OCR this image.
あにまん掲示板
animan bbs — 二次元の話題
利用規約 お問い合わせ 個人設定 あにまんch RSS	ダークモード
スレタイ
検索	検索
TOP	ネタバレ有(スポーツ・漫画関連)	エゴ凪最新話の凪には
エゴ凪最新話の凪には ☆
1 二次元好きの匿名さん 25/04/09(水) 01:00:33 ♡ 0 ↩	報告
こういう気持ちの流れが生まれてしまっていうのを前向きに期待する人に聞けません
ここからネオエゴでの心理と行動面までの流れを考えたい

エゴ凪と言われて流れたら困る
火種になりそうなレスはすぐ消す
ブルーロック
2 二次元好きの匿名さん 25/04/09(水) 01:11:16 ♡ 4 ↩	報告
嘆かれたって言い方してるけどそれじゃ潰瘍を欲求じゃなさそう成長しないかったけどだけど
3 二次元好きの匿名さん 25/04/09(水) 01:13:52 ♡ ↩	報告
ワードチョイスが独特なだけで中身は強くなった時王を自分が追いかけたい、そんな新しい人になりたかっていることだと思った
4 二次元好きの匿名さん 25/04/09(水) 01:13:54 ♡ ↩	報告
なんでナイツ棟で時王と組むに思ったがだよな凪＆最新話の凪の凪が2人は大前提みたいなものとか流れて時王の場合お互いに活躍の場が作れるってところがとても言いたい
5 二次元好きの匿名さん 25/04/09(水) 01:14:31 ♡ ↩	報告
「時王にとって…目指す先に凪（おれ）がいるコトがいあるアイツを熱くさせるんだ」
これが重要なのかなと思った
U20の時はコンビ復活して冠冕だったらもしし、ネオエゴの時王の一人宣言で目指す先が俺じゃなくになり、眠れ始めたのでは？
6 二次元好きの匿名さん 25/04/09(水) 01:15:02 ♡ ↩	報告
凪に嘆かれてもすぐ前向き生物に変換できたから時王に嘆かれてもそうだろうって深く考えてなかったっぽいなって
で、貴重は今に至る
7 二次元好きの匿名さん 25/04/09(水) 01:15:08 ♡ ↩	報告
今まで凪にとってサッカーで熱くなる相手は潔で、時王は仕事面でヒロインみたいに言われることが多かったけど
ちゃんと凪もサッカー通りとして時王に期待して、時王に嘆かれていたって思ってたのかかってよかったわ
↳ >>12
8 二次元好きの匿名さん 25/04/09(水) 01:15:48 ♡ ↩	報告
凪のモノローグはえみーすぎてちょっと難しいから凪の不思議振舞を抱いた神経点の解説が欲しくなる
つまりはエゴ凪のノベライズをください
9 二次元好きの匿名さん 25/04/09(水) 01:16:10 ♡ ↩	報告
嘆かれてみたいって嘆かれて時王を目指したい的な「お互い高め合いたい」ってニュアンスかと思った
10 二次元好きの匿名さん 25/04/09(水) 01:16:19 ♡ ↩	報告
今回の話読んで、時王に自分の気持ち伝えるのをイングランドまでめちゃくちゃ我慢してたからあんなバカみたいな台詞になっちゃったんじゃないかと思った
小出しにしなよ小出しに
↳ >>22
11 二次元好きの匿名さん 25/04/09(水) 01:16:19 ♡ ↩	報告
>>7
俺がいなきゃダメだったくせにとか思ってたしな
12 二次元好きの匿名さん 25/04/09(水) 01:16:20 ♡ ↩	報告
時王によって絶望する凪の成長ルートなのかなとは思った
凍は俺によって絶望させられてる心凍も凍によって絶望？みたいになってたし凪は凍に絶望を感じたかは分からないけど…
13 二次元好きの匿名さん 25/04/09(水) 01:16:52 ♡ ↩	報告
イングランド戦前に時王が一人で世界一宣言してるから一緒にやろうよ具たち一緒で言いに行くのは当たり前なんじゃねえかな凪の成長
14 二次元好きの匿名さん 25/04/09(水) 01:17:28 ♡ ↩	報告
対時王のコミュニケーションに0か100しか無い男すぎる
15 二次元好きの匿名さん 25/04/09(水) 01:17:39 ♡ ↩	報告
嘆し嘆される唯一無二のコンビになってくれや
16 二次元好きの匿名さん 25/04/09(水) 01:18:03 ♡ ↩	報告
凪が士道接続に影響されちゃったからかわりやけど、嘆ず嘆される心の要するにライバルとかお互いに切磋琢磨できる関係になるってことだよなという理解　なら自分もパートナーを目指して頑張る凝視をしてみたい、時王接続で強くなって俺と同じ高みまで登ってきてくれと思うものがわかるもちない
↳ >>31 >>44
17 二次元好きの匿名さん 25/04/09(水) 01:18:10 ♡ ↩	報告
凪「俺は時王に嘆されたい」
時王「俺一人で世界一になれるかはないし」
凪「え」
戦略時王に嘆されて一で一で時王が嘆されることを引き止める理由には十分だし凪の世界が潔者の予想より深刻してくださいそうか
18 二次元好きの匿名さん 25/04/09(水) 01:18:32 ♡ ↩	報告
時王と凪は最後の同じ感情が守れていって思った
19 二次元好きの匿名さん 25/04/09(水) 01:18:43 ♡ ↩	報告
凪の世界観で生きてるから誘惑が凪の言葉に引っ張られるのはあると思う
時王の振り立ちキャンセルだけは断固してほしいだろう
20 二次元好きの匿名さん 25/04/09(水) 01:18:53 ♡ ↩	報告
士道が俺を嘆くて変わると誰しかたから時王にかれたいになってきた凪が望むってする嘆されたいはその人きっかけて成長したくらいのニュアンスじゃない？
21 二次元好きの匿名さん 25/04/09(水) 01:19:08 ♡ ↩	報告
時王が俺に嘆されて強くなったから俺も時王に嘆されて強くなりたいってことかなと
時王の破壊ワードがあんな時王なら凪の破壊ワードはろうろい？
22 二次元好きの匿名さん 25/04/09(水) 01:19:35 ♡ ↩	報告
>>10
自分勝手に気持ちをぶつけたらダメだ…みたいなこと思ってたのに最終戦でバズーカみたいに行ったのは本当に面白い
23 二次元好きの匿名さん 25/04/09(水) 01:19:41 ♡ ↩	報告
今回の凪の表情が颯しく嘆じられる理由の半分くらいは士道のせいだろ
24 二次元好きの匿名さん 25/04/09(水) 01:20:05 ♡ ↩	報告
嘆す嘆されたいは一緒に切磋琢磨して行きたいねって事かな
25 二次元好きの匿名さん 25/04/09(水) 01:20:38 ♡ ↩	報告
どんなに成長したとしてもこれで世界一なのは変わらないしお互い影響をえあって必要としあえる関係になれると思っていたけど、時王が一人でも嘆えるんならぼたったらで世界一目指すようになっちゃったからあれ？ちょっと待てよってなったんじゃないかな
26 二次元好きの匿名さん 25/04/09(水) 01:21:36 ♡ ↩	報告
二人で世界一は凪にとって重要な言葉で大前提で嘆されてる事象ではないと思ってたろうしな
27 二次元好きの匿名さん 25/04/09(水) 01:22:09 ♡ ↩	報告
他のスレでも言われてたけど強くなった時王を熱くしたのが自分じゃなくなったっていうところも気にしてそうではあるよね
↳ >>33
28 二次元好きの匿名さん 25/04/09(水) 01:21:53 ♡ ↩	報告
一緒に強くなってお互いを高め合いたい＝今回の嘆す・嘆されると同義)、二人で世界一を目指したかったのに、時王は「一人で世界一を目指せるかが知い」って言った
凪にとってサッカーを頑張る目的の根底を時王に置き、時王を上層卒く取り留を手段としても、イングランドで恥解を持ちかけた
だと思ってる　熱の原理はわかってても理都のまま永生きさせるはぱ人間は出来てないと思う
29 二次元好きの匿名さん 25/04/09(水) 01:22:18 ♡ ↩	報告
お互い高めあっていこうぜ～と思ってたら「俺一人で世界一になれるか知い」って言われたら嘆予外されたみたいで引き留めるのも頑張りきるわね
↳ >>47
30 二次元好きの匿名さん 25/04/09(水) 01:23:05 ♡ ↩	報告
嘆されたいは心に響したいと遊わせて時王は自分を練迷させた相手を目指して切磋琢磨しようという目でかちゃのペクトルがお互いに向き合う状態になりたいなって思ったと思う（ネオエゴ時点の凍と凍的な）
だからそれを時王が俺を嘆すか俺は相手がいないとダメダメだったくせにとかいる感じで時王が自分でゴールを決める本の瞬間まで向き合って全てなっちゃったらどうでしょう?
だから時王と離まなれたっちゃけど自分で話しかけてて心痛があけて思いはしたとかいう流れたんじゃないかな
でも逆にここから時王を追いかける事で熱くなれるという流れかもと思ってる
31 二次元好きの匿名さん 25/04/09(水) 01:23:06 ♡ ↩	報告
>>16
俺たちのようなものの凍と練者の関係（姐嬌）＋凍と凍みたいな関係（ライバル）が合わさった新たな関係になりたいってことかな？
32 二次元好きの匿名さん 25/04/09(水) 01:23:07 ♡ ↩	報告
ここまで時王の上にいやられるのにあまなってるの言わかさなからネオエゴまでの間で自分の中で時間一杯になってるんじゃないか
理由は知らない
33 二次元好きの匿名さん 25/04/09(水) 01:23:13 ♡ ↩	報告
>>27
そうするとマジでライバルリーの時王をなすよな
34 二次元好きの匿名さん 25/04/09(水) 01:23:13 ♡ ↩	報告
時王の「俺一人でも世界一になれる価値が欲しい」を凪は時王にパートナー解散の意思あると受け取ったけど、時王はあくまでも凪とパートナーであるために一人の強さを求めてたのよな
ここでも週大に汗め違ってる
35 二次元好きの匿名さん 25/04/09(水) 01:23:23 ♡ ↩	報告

* [Task to complete] Check every line of the data, and copy the ones that contain "エゴ凪最新話の凪には".

* [Solution]
TOP	ネタバレ有(スポーツ・漫画関連)	エゴ凪最新話の凪には
エゴ凪最新話の凪には ☆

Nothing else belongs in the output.